WHAT NEEDS TO BE DONE: Go through the data below and copy it exactly, skipping every picture.

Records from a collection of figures
+---+
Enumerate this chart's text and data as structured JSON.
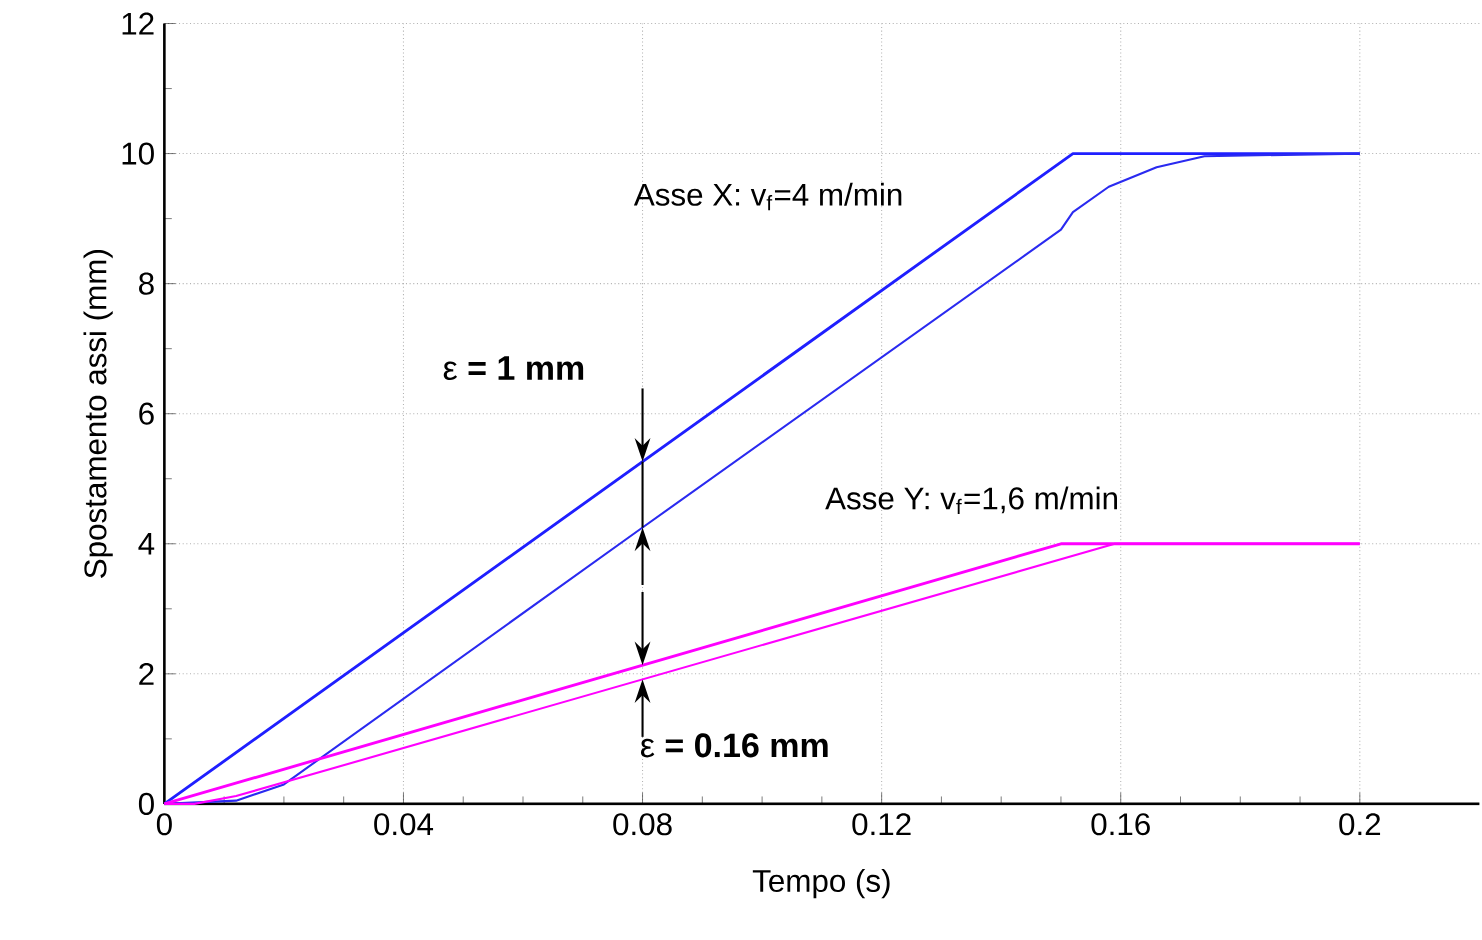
{
  "chart_data": {
    "type": "line",
    "xlabel": "Tempo (s)",
    "ylabel": "Spostamento assi (mm)",
    "xlim": [
      0,
      0.22
    ],
    "ylim": [
      0,
      12
    ],
    "xticks": [
      0,
      0.04,
      0.08,
      0.12,
      0.16,
      0.2
    ],
    "yticks": [
      0,
      2,
      4,
      6,
      8,
      10,
      12
    ],
    "grid": true,
    "line_style": "solid",
    "marker": "none",
    "series": [
      {
        "color": "#1f1fff",
        "x": [
          0,
          0.152,
          0.2
        ],
        "values": [
          0,
          10,
          10
        ]
      },
      {
        "color": "#2a2af0",
        "x": [
          0,
          0.012,
          0.02,
          0.08,
          0.15,
          0.152,
          0.158,
          0.166,
          0.174,
          0.2
        ],
        "values": [
          0,
          0.05,
          0.3,
          4.25,
          8.83,
          9.1,
          9.49,
          9.79,
          9.96,
          10
        ]
      },
      {
        "color": "#ff00ff",
        "x": [
          0,
          0.15,
          0.2
        ],
        "values": [
          0,
          4,
          4
        ]
      },
      {
        "color": "#ff00ff",
        "x": [
          0,
          0.005,
          0.012,
          0.159,
          0.2
        ],
        "values": [
          0,
          0,
          0.12,
          4,
          4
        ]
      }
    ],
    "annotations": [
      "Asse X: v$_{f}$=4 m/min",
      "Asse Y: v$_{f}$=1,6 m/min",
      {
        "text": "ε **= 1 mm**",
        "x": 0.08,
        "y": 5.26
      },
      {
        "text": "ε **= 0.16 mm**",
        "x": 0.08,
        "y": 2.13
      }
    ]
  }
}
+---+
COMPLETED EXERCISE:
Enumerate this chart's text and data as structured JSON.
{
  "chart_data": {
    "type": "line",
    "xlabel": "Tempo (s)",
    "ylabel": "Spostamento assi (mm)",
    "xlim": [
      0,
      0.22
    ],
    "ylim": [
      0,
      12
    ],
    "xticks": [
      0,
      0.04,
      0.08,
      0.12,
      0.16,
      0.2
    ],
    "yticks": [
      0,
      2,
      4,
      6,
      8,
      10,
      12
    ],
    "grid": true,
    "line_style": "solid",
    "marker": "none",
    "series": [
      {
        "color": "#1f1fff",
        "x": [
          0,
          0.152,
          0.2
        ],
        "values": [
          0,
          10,
          10
        ]
      },
      {
        "color": "#2a2af0",
        "x": [
          0,
          0.012,
          0.02,
          0.08,
          0.15,
          0.152,
          0.158,
          0.166,
          0.174,
          0.2
        ],
        "values": [
          0,
          0.05,
          0.3,
          4.25,
          8.83,
          9.1,
          9.49,
          9.79,
          9.96,
          10
        ]
      },
      {
        "color": "#ff00ff",
        "x": [
          0,
          0.15,
          0.2
        ],
        "values": [
          0,
          4,
          4
        ]
      },
      {
        "color": "#ff00ff",
        "x": [
          0,
          0.005,
          0.012,
          0.159,
          0.2
        ],
        "values": [
          0,
          0,
          0.12,
          4,
          4
        ]
      }
    ],
    "annotations": [
      "Asse X: v$_{f}$=4 m/min",
      "Asse Y: v$_{f}$=1,6 m/min",
      {
        "text": "ε **= 1 mm**",
        "x": 0.08,
        "y": 5.26
      },
      {
        "text": "ε **= 0.16 mm**",
        "x": 0.08,
        "y": 2.13
      }
    ]
  }
}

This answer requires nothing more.